[BEGIN Listed records]
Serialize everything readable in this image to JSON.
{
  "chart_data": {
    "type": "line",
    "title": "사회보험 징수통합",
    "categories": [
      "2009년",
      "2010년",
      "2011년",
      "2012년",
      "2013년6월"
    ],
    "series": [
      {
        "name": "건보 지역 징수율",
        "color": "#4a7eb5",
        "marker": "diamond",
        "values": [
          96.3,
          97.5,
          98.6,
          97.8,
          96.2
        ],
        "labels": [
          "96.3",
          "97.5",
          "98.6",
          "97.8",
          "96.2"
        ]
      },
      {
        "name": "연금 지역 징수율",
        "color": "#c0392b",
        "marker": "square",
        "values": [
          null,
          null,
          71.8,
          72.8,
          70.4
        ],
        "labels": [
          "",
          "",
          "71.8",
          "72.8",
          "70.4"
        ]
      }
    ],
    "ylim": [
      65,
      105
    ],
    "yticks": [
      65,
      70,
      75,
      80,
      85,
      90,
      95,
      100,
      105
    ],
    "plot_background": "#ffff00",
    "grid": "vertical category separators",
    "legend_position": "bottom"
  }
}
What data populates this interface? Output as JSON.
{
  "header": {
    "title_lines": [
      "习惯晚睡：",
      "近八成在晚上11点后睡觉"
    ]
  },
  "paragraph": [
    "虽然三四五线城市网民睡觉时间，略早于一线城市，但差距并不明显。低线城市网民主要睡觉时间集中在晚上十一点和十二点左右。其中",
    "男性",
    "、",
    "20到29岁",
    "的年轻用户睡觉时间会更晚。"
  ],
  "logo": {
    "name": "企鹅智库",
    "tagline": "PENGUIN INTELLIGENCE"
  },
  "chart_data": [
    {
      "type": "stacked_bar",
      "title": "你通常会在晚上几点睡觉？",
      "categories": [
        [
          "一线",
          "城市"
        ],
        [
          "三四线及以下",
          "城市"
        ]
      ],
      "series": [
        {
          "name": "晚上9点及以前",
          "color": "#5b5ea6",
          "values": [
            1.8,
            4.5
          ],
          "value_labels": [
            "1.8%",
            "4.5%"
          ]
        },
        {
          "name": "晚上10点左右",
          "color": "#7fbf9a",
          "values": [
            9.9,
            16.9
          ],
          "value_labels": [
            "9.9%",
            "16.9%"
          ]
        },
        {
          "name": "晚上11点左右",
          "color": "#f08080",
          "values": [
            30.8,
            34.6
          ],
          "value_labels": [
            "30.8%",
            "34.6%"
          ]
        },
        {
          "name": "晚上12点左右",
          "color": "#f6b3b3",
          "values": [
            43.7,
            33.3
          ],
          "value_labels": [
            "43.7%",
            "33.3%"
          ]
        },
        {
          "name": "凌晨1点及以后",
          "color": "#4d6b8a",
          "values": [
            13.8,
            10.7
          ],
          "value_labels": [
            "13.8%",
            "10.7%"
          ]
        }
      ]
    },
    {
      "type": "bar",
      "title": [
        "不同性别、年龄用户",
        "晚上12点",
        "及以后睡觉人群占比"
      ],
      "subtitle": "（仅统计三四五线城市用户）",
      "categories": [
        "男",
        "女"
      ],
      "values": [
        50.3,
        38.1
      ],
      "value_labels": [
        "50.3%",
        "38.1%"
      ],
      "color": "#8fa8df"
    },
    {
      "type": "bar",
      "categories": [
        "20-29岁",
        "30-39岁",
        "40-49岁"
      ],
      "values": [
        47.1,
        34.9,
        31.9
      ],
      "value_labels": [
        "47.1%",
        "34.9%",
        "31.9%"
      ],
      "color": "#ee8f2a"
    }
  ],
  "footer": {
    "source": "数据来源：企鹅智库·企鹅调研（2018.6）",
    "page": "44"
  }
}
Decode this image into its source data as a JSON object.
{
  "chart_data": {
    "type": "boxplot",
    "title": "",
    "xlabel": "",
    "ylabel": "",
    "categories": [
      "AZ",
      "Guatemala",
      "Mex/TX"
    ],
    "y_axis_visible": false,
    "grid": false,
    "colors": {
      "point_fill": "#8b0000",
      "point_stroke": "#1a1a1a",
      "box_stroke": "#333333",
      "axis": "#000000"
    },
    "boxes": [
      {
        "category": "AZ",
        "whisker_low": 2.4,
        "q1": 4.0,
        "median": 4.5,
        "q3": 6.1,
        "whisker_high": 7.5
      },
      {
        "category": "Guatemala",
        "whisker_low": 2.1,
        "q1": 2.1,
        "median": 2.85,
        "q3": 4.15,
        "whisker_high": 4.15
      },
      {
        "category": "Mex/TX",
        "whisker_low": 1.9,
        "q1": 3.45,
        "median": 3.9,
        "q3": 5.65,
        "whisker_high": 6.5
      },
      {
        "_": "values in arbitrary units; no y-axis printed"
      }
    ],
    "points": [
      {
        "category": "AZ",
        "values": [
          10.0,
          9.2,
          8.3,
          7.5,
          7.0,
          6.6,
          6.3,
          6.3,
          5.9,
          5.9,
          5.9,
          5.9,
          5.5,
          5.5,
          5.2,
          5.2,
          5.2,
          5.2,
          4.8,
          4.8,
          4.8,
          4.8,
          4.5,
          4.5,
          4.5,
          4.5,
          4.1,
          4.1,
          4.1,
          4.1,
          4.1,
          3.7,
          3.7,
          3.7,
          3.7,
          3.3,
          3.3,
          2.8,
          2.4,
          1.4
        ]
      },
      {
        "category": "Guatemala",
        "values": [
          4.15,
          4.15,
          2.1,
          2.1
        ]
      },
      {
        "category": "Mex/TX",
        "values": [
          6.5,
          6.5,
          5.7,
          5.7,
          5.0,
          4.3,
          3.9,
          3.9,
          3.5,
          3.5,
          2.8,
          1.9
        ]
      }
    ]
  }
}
[END Listed records]
[BEGIN Listed records]
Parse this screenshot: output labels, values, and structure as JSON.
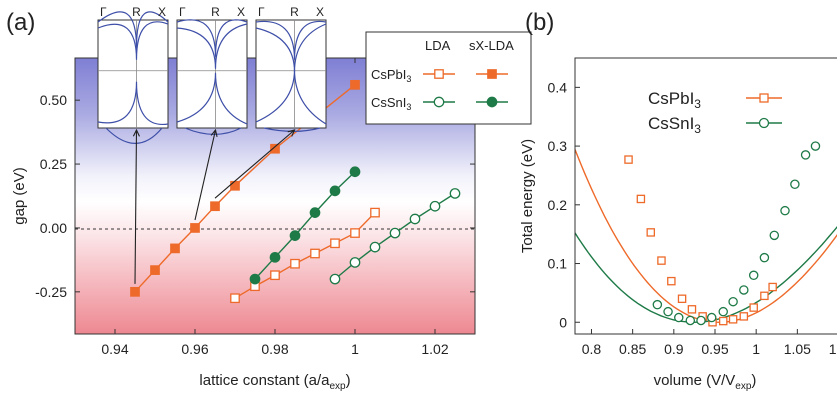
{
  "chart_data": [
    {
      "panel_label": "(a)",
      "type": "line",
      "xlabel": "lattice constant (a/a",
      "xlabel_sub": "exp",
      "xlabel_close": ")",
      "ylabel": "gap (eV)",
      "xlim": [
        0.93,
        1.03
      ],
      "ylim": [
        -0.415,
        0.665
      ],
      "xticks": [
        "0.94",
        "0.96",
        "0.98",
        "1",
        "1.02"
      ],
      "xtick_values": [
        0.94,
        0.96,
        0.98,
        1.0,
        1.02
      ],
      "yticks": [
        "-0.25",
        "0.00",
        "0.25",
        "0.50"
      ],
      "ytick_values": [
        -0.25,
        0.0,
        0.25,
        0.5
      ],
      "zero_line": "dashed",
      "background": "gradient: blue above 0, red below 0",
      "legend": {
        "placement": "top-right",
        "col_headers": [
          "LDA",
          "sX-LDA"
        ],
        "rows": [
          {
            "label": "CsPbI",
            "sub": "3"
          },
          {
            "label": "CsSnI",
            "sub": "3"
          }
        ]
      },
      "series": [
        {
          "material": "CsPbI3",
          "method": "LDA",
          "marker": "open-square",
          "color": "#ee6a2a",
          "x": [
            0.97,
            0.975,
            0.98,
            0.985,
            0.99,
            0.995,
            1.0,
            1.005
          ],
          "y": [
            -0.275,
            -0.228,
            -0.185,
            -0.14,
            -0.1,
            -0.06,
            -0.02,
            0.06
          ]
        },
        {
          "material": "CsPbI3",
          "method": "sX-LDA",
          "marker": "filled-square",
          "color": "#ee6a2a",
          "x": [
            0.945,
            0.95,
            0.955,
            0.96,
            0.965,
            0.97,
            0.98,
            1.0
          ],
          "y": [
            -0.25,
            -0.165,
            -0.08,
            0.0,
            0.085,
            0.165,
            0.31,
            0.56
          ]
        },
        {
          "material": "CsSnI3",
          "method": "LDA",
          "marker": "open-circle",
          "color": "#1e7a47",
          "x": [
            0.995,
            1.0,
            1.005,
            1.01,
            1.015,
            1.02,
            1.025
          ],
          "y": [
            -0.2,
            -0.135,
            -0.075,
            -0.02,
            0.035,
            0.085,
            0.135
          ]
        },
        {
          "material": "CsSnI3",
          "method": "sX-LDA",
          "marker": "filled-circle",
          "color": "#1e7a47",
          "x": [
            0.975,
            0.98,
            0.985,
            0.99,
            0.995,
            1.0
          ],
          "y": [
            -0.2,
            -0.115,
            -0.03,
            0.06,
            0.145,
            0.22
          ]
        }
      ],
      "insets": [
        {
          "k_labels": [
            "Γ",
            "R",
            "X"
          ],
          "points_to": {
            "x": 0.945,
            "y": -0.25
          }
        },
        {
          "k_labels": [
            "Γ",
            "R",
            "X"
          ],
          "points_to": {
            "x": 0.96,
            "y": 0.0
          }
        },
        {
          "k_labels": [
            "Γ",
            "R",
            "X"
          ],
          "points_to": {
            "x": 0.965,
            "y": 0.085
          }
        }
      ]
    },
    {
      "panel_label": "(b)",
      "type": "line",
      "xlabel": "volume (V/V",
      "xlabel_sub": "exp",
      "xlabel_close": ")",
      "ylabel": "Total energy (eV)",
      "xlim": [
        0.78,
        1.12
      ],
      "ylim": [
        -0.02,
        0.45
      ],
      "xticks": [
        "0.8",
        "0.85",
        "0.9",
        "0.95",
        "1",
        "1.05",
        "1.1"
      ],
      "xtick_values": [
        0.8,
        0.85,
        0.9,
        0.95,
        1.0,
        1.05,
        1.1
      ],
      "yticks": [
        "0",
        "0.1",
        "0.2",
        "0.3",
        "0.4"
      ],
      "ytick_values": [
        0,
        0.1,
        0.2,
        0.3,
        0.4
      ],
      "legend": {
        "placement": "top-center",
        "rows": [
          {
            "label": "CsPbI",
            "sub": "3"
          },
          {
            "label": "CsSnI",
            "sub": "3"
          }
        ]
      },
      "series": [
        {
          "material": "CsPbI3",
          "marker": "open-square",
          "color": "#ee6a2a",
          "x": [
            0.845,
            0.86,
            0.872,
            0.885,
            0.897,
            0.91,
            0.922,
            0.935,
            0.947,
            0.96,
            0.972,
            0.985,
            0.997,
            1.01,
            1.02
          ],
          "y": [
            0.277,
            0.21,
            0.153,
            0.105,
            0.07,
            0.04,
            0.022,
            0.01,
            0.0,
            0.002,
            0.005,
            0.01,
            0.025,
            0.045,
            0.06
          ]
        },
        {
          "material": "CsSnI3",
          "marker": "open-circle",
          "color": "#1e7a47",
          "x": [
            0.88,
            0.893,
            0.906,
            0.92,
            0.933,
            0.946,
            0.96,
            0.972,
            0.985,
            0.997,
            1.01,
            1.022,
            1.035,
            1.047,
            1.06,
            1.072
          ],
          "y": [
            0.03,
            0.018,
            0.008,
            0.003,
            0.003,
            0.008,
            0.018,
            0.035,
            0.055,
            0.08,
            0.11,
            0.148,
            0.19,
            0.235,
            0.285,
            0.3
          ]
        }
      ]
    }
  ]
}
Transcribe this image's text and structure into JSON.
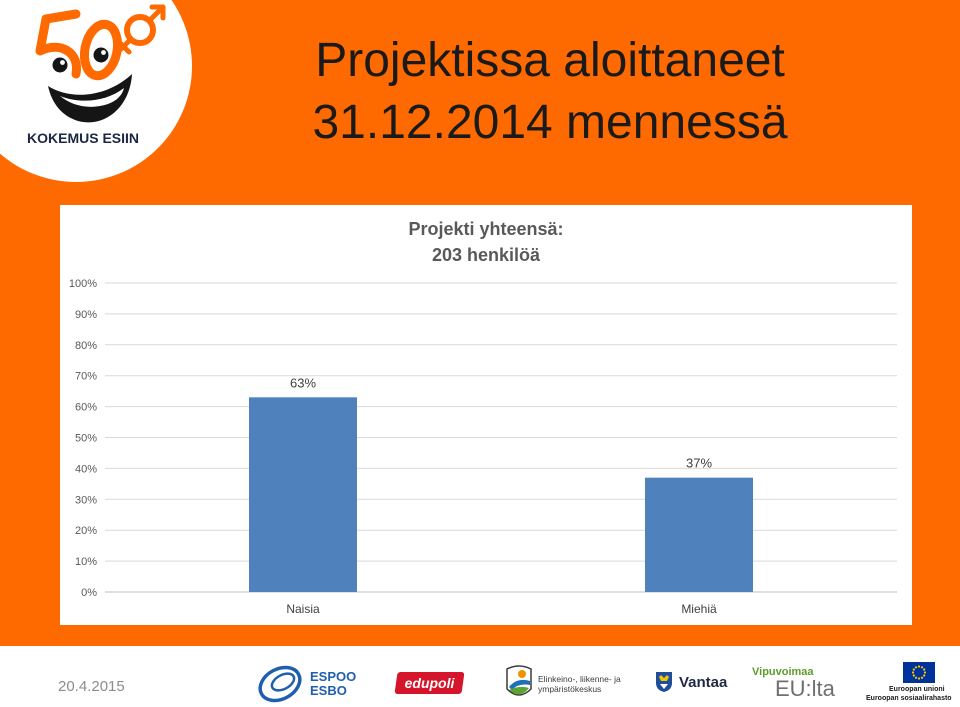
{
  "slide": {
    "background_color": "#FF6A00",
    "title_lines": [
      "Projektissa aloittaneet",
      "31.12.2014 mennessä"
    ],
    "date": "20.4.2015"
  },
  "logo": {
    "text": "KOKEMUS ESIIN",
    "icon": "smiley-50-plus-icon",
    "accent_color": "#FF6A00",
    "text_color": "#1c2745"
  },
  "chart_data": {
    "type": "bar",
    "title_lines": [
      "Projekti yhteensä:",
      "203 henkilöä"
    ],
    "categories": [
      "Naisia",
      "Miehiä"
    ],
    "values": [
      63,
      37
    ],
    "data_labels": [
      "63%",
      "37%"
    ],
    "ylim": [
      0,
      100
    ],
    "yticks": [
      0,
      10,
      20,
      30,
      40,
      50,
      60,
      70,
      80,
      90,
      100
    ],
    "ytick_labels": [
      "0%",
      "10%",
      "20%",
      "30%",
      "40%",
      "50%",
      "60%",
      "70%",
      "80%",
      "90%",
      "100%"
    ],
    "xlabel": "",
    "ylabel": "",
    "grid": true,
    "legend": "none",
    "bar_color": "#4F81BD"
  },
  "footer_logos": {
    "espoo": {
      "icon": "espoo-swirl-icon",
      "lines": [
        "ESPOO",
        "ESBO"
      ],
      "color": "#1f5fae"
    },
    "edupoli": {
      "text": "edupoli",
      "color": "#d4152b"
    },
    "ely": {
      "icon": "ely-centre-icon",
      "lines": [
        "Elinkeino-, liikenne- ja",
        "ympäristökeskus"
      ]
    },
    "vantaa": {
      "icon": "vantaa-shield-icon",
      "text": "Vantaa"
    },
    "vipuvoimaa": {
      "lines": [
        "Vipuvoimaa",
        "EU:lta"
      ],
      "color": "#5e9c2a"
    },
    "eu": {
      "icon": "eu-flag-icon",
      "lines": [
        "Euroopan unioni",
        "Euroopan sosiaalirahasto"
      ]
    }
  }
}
[END Listed records]
[BEGIN Listed records]
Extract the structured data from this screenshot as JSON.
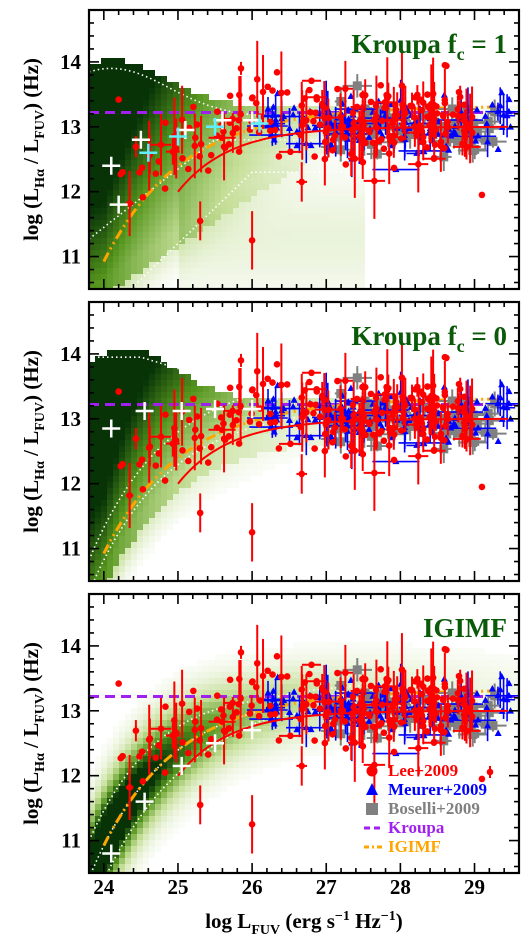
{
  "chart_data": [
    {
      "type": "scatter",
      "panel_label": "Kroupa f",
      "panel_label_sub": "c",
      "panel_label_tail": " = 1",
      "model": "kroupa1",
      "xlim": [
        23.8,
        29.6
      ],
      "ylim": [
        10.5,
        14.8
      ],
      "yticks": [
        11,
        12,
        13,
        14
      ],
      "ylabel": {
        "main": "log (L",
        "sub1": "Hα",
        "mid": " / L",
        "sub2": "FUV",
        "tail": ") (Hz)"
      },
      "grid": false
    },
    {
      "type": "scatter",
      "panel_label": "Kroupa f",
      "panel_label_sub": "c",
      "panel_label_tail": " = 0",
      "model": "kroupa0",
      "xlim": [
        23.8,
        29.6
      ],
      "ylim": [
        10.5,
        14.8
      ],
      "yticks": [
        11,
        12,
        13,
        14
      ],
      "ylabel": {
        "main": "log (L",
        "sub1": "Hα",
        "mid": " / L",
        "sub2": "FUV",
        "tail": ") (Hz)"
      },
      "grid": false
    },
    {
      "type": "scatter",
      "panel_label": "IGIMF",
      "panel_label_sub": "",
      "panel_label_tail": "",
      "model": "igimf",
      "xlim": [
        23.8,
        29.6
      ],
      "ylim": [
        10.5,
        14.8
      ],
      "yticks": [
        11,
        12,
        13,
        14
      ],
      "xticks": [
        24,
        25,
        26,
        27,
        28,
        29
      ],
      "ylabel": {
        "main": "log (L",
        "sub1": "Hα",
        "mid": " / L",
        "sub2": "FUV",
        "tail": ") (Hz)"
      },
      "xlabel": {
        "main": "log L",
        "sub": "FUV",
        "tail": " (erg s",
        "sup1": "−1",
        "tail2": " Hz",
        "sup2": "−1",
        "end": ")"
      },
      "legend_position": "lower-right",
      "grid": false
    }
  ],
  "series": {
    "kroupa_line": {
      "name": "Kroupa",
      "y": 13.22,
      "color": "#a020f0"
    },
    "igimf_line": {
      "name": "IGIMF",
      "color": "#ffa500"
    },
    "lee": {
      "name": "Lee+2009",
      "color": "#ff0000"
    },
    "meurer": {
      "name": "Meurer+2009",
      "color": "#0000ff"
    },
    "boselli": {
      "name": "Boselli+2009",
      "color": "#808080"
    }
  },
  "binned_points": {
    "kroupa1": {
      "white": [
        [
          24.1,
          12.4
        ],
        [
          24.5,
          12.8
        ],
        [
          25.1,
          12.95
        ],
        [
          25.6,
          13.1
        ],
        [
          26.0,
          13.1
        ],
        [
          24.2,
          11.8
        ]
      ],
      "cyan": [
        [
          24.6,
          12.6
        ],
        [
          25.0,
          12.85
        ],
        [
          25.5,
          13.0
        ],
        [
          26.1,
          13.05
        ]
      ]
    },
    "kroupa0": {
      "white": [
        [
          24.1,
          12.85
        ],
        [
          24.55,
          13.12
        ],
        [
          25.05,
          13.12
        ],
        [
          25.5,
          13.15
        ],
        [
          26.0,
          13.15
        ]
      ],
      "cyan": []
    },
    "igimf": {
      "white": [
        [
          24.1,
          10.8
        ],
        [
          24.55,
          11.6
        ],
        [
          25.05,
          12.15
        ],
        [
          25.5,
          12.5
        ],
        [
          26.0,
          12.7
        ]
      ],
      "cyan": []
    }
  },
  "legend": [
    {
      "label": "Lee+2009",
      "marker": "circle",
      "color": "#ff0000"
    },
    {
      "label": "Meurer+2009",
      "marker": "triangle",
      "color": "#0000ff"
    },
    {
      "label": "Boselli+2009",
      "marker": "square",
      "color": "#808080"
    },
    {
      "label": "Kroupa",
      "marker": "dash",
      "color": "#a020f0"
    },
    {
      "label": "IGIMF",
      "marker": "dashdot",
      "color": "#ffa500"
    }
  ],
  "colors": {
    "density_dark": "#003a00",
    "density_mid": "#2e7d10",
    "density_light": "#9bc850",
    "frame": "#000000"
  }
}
[END Listed records]
» **Problem to solve**
Using the listing above, pull out all lines that hold the word "this".

» **The reply**
Serialize everything readable in this image to JSON.
What data populates this interface? Output as JSON.
Decode this image into its source data as a JSON object.
Parse this screenshot: output labels, values, and structure as JSON.
Transcribe this image's text and structure into JSON.
Extract the structured data from this screenshot as JSON.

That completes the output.